Start of Records to process
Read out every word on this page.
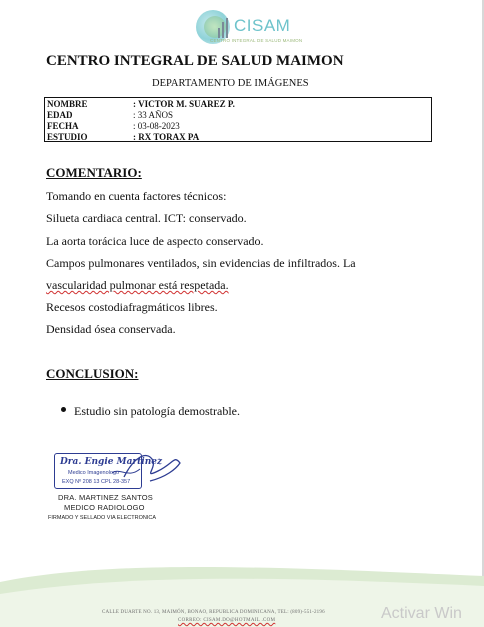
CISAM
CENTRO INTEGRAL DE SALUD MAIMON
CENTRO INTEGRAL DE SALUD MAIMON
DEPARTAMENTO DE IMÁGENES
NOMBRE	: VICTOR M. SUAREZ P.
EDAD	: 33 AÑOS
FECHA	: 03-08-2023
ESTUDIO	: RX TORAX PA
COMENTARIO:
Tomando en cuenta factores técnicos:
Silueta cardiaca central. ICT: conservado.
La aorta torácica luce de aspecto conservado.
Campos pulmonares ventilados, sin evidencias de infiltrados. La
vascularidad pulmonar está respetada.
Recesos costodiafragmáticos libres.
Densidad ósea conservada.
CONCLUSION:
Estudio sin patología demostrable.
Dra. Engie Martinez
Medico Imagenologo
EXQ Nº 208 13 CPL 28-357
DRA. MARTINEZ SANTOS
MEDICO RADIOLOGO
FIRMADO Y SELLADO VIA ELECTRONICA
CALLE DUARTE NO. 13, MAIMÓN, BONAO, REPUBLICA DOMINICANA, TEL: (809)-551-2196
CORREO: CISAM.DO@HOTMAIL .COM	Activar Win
End of Records to process
Each entry above should be returned exactly as written, minus its pictures.

Read out every word on this page.
CISAM
CENTRO INTEGRAL DE SALUD MAIMON
CENTRO INTEGRAL DE SALUD MAIMON
DEPARTAMENTO DE IMÁGENES
NOMBRE	: VICTOR M. SUAREZ P.
EDAD	: 33 AÑOS
FECHA	: 03-08-2023
ESTUDIO	: RX TORAX PA
COMENTARIO:
Tomando en cuenta factores técnicos:
Silueta cardiaca central. ICT: conservado.
La aorta torácica luce de aspecto conservado.
Campos pulmonares ventilados, sin evidencias de infiltrados. La
vascularidad pulmonar está respetada.
Recesos costodiafragmáticos libres.
Densidad ósea conservada.
CONCLUSION:
Estudio sin patología demostrable.
Dra. Engie Martinez
Medico Imagenologo
EXQ Nº 208 13 CPL 28-357
DRA. MARTINEZ SANTOS
MEDICO RADIOLOGO
FIRMADO Y SELLADO VIA ELECTRONICA
CALLE DUARTE NO. 13, MAIMÓN, BONAO, REPUBLICA DOMINICANA, TEL: (809)-551-2196
CORREO: CISAM.DO@HOTMAIL .COM	Activar Win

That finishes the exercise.